───── SOURCE RECORDS

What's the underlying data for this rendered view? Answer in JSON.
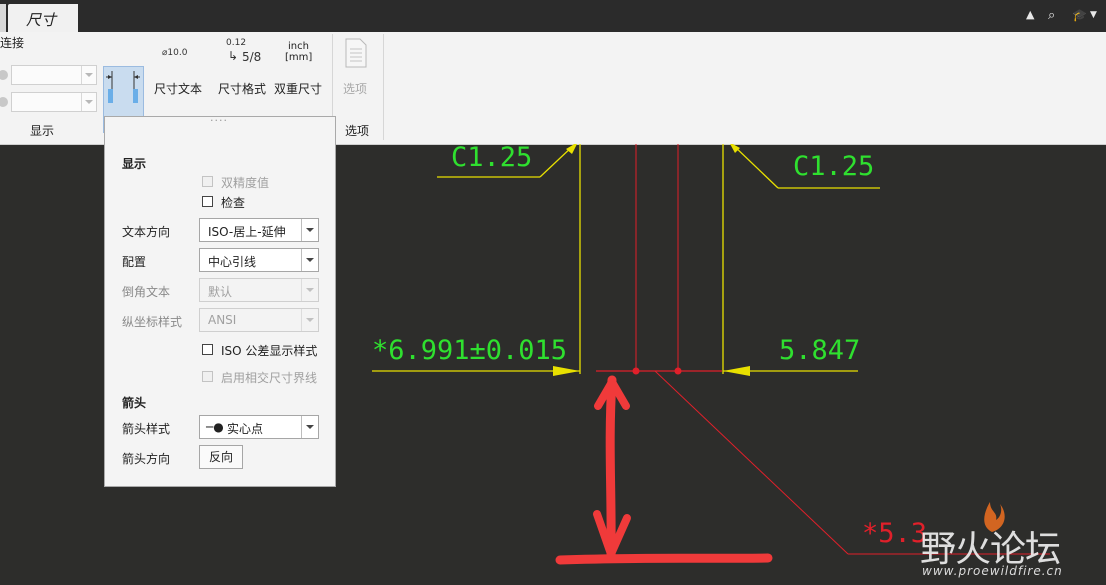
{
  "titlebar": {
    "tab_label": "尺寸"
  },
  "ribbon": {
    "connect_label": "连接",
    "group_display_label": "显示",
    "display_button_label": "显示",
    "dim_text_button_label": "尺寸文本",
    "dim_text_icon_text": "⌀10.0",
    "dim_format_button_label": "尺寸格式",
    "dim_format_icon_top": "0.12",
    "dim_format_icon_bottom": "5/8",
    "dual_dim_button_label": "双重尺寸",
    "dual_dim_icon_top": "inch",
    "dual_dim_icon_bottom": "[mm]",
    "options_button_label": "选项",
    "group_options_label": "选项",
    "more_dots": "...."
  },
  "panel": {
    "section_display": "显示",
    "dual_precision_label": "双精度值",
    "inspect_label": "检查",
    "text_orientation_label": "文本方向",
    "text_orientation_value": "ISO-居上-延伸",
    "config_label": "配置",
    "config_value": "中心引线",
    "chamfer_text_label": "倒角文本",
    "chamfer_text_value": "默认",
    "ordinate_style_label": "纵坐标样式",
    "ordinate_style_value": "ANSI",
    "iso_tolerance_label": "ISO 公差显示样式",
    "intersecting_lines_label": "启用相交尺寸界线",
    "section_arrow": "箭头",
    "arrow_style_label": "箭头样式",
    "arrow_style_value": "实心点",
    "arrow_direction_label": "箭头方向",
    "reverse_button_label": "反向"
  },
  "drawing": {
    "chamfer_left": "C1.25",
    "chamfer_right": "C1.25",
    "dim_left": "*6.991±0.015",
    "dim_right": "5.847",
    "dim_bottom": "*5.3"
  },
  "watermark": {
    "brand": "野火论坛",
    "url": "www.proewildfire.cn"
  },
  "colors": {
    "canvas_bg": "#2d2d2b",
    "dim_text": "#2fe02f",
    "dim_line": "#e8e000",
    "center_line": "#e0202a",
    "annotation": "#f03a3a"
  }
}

──────────

WHAT NEEDS TO BE DONE → Write out every line above exactly as it is, leaving out the pictures.

SOLUTION TO THE PROBLEM →
What's the underlying data for this rendered view? Answer in JSON.
{
  "titlebar": {
    "tab_label": "尺寸"
  },
  "ribbon": {
    "connect_label": "连接",
    "group_display_label": "显示",
    "display_button_label": "显示",
    "dim_text_button_label": "尺寸文本",
    "dim_text_icon_text": "⌀10.0",
    "dim_format_button_label": "尺寸格式",
    "dim_format_icon_top": "0.12",
    "dim_format_icon_bottom": "5/8",
    "dual_dim_button_label": "双重尺寸",
    "dual_dim_icon_top": "inch",
    "dual_dim_icon_bottom": "[mm]",
    "options_button_label": "选项",
    "group_options_label": "选项",
    "more_dots": "...."
  },
  "panel": {
    "section_display": "显示",
    "dual_precision_label": "双精度值",
    "inspect_label": "检查",
    "text_orientation_label": "文本方向",
    "text_orientation_value": "ISO-居上-延伸",
    "config_label": "配置",
    "config_value": "中心引线",
    "chamfer_text_label": "倒角文本",
    "chamfer_text_value": "默认",
    "ordinate_style_label": "纵坐标样式",
    "ordinate_style_value": "ANSI",
    "iso_tolerance_label": "ISO 公差显示样式",
    "intersecting_lines_label": "启用相交尺寸界线",
    "section_arrow": "箭头",
    "arrow_style_label": "箭头样式",
    "arrow_style_value": "实心点",
    "arrow_direction_label": "箭头方向",
    "reverse_button_label": "反向"
  },
  "drawing": {
    "chamfer_left": "C1.25",
    "chamfer_right": "C1.25",
    "dim_left": "*6.991±0.015",
    "dim_right": "5.847",
    "dim_bottom": "*5.3"
  },
  "watermark": {
    "brand": "野火论坛",
    "url": "www.proewildfire.cn"
  },
  "colors": {
    "canvas_bg": "#2d2d2b",
    "dim_text": "#2fe02f",
    "dim_line": "#e8e000",
    "center_line": "#e0202a",
    "annotation": "#f03a3a"
  }
}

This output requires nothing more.